-- Begin Raw records --
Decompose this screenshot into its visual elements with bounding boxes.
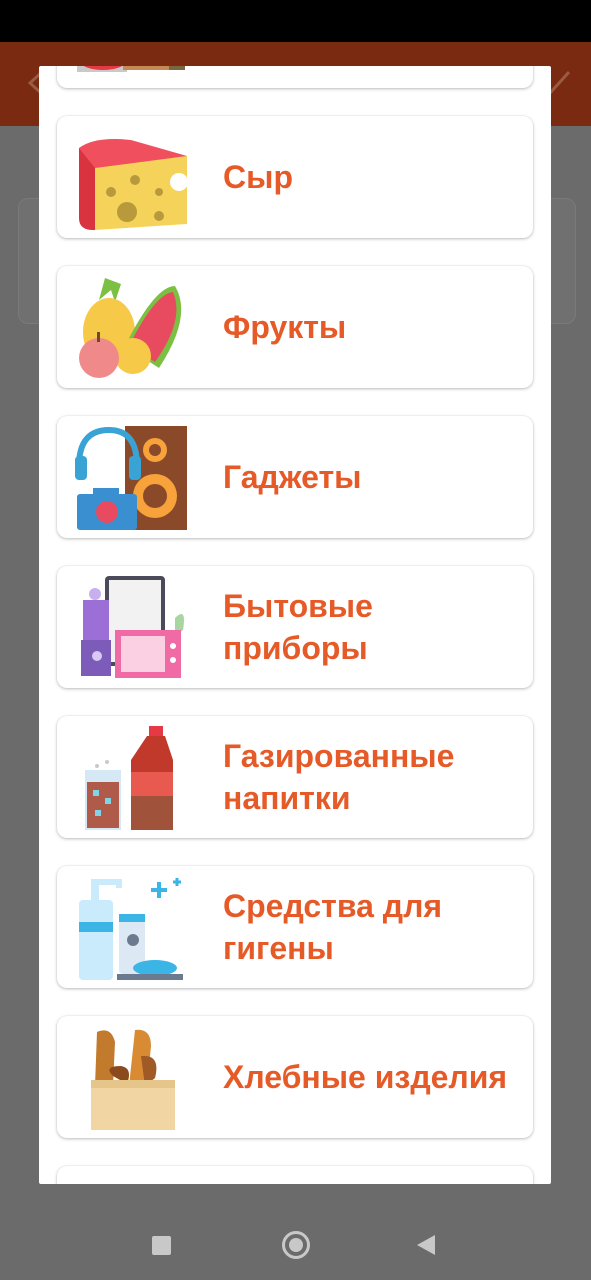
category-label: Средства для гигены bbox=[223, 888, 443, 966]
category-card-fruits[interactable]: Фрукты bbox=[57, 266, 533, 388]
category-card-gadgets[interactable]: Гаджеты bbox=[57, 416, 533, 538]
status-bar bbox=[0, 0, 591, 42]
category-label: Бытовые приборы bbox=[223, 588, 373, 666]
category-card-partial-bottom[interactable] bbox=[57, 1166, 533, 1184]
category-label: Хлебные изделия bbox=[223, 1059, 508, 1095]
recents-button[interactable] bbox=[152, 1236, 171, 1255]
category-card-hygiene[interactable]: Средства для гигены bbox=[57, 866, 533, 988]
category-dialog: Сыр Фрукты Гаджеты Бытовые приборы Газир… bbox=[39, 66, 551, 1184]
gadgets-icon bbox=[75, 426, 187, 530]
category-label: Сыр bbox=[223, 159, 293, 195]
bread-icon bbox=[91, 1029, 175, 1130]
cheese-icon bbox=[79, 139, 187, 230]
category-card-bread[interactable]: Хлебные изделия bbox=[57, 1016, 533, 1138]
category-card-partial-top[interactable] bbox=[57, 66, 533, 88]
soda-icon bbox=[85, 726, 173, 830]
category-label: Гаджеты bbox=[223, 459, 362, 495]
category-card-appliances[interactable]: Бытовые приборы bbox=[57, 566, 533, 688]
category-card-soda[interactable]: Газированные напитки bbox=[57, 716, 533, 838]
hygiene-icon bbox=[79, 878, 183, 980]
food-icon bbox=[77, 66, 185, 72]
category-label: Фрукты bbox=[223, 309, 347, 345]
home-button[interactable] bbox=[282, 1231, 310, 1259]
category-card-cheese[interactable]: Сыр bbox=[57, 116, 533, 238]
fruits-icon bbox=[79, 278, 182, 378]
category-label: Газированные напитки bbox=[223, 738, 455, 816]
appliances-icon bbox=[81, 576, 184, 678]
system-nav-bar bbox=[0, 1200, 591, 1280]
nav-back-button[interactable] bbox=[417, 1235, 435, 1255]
-- End Raw records --
# [Exercise goal]
Copy out verbatim the stretch of the records from the line containing "category-label: Средства для" through the line containing "home-button[interactable] bbox=[282, 1231, 310, 1259]", including both of those lines.

# [Exercise output]
category-label: Средства для гигены bbox=[223, 888, 443, 966]
category-card-fruits[interactable]: Фрукты bbox=[57, 266, 533, 388]
category-card-gadgets[interactable]: Гаджеты bbox=[57, 416, 533, 538]
status-bar bbox=[0, 0, 591, 42]
category-label: Бытовые приборы bbox=[223, 588, 373, 666]
category-card-partial-bottom[interactable] bbox=[57, 1166, 533, 1184]
category-label: Хлебные изделия bbox=[223, 1059, 508, 1095]
recents-button[interactable] bbox=[152, 1236, 171, 1255]
category-card-hygiene[interactable]: Средства для гигены bbox=[57, 866, 533, 988]
category-dialog: Сыр Фрукты Гаджеты Бытовые приборы Газир… bbox=[39, 66, 551, 1184]
gadgets-icon bbox=[75, 426, 187, 530]
category-label: Сыр bbox=[223, 159, 293, 195]
bread-icon bbox=[91, 1029, 175, 1130]
cheese-icon bbox=[79, 139, 187, 230]
category-card-bread[interactable]: Хлебные изделия bbox=[57, 1016, 533, 1138]
category-card-partial-top[interactable] bbox=[57, 66, 533, 88]
soda-icon bbox=[85, 726, 173, 830]
category-label: Гаджеты bbox=[223, 459, 362, 495]
category-card-appliances[interactable]: Бытовые приборы bbox=[57, 566, 533, 688]
category-card-soda[interactable]: Газированные напитки bbox=[57, 716, 533, 838]
hygiene-icon bbox=[79, 878, 183, 980]
food-icon bbox=[77, 66, 185, 72]
category-label: Фрукты bbox=[223, 309, 347, 345]
home-button[interactable] bbox=[282, 1231, 310, 1259]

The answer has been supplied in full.